# Objetivo:
Reproduce sin ningún cambio las líneas de los registros que van desde la que contiene "For every button, label, input, icon, or" hasta la que contiene "y-tick-label: 2: [78, 512, 92, 537]", ambas incluidas.

# Registros de entrada:
= = = = = = =

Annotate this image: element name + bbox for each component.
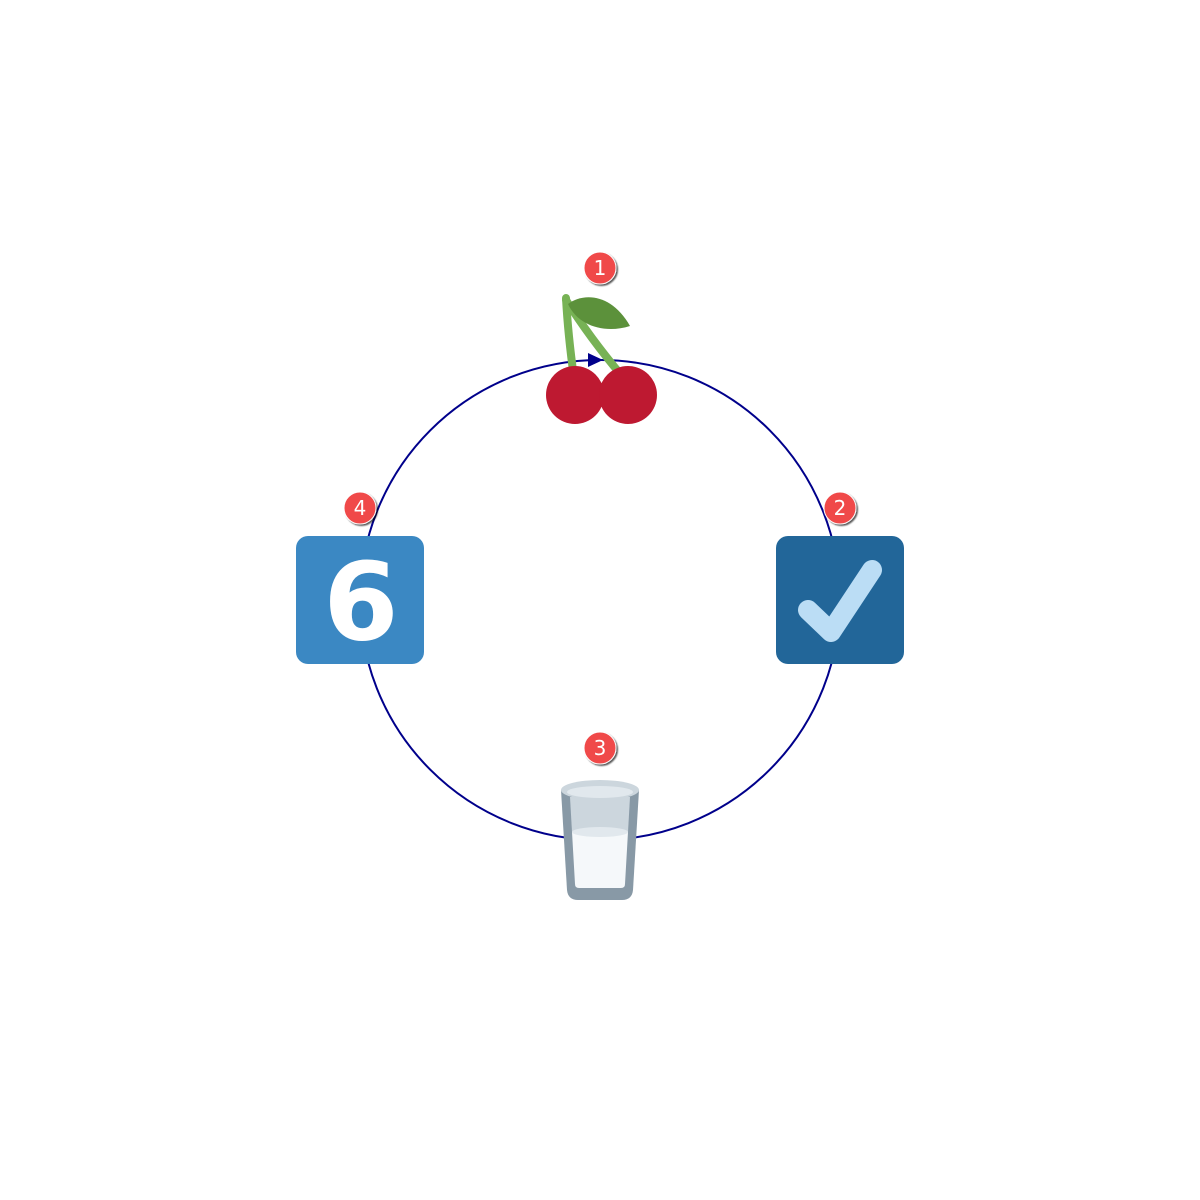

= = = = = = =

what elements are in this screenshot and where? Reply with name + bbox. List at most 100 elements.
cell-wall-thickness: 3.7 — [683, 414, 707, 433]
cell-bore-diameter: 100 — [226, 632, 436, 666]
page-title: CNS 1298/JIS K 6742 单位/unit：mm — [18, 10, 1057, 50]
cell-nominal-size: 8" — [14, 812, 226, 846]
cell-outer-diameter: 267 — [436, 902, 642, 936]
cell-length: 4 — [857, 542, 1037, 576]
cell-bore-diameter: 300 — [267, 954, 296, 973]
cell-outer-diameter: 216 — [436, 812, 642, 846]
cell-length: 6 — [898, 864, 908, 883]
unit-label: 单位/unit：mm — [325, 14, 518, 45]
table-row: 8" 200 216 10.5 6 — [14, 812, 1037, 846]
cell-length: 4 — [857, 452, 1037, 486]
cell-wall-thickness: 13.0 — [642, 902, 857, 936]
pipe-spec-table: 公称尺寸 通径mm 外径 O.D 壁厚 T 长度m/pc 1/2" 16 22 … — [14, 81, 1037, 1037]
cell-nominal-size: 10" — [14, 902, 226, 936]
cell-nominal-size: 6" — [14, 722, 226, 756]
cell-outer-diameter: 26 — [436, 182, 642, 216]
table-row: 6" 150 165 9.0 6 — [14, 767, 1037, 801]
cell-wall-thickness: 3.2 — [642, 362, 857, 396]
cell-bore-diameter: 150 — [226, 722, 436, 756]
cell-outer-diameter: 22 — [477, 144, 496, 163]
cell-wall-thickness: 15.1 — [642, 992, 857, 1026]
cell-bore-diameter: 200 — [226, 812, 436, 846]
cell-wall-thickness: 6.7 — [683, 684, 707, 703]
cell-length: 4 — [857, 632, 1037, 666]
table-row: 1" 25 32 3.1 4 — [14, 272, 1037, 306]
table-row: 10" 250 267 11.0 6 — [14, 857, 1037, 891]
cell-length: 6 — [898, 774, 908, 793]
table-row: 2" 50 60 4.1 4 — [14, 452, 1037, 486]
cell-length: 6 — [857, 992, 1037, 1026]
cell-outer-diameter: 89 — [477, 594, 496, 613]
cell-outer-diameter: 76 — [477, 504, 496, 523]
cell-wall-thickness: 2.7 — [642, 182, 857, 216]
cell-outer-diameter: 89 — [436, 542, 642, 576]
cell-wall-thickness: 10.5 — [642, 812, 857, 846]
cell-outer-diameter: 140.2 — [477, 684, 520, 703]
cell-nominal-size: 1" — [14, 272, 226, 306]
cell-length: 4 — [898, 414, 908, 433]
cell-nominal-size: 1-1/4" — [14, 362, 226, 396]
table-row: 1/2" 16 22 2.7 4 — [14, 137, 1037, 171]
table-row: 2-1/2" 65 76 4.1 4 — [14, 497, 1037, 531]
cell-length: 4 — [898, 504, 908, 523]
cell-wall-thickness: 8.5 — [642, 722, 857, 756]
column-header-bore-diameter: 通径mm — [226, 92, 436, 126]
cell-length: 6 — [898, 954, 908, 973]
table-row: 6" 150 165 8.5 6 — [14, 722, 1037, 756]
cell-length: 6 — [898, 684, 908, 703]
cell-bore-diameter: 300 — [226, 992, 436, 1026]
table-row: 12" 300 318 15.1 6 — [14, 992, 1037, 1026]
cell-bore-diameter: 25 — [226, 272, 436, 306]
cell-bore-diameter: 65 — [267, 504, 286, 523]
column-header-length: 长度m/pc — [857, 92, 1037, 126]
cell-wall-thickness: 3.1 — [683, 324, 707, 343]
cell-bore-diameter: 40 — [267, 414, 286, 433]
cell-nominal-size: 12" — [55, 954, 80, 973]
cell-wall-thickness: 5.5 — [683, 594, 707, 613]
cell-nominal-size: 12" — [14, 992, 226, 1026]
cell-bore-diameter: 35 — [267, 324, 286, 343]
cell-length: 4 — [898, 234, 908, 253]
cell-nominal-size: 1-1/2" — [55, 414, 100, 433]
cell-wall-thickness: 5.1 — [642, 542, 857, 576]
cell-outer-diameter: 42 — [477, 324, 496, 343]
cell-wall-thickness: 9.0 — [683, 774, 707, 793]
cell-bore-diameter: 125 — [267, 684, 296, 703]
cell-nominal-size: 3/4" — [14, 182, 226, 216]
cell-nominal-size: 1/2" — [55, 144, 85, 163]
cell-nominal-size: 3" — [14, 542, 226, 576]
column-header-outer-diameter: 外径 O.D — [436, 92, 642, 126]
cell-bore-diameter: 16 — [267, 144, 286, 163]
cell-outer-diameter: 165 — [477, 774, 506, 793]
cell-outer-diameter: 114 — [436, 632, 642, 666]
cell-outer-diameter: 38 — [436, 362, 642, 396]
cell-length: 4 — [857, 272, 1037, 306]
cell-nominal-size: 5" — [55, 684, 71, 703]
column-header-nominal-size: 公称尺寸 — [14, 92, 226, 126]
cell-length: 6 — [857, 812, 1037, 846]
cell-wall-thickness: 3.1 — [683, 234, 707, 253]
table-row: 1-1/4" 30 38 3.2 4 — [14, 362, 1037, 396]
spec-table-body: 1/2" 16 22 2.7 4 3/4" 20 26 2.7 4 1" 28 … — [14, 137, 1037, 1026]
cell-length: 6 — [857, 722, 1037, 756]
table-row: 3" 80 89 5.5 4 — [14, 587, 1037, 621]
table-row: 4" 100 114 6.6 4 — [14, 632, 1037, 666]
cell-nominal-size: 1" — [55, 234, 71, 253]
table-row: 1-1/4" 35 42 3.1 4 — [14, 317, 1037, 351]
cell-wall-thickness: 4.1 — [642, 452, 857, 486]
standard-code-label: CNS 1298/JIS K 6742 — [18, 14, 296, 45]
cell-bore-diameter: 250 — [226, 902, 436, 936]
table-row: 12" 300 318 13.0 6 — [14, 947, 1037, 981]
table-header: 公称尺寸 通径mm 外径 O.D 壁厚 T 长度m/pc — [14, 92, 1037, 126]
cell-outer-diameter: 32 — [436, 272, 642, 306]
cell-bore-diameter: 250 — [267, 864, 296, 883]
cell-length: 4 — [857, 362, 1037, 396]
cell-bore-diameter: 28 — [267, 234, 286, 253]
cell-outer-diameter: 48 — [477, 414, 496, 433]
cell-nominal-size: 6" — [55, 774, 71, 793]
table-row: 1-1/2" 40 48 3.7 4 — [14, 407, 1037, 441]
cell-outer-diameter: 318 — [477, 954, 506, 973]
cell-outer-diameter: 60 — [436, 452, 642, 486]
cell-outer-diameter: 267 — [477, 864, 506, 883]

= = = = = = =

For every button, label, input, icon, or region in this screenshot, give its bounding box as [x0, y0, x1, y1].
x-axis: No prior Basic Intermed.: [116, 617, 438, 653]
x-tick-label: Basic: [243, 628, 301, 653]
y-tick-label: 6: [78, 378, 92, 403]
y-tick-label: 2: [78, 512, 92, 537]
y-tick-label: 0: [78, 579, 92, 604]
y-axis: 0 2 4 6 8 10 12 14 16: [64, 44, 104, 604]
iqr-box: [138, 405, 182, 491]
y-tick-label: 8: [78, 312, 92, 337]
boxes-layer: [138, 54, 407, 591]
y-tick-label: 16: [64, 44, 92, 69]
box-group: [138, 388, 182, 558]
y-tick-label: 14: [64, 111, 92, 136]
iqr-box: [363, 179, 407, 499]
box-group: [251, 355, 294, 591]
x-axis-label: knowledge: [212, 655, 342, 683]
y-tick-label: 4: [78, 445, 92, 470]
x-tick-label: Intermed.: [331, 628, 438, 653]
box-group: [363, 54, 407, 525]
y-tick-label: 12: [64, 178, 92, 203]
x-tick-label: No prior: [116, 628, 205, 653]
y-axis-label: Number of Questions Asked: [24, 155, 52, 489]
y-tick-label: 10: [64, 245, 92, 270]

= = = = = = =

# Respuesta escrita:
For every button, label, input, icon, or region in this screenshot, give its bounding box as [x0, y0, x1, y1].
x-axis: No prior Basic Intermed.: [116, 617, 438, 653]
x-tick-label: Basic: [243, 628, 301, 653]
y-tick-label: 6: [78, 378, 92, 403]
y-tick-label: 2: [78, 512, 92, 537]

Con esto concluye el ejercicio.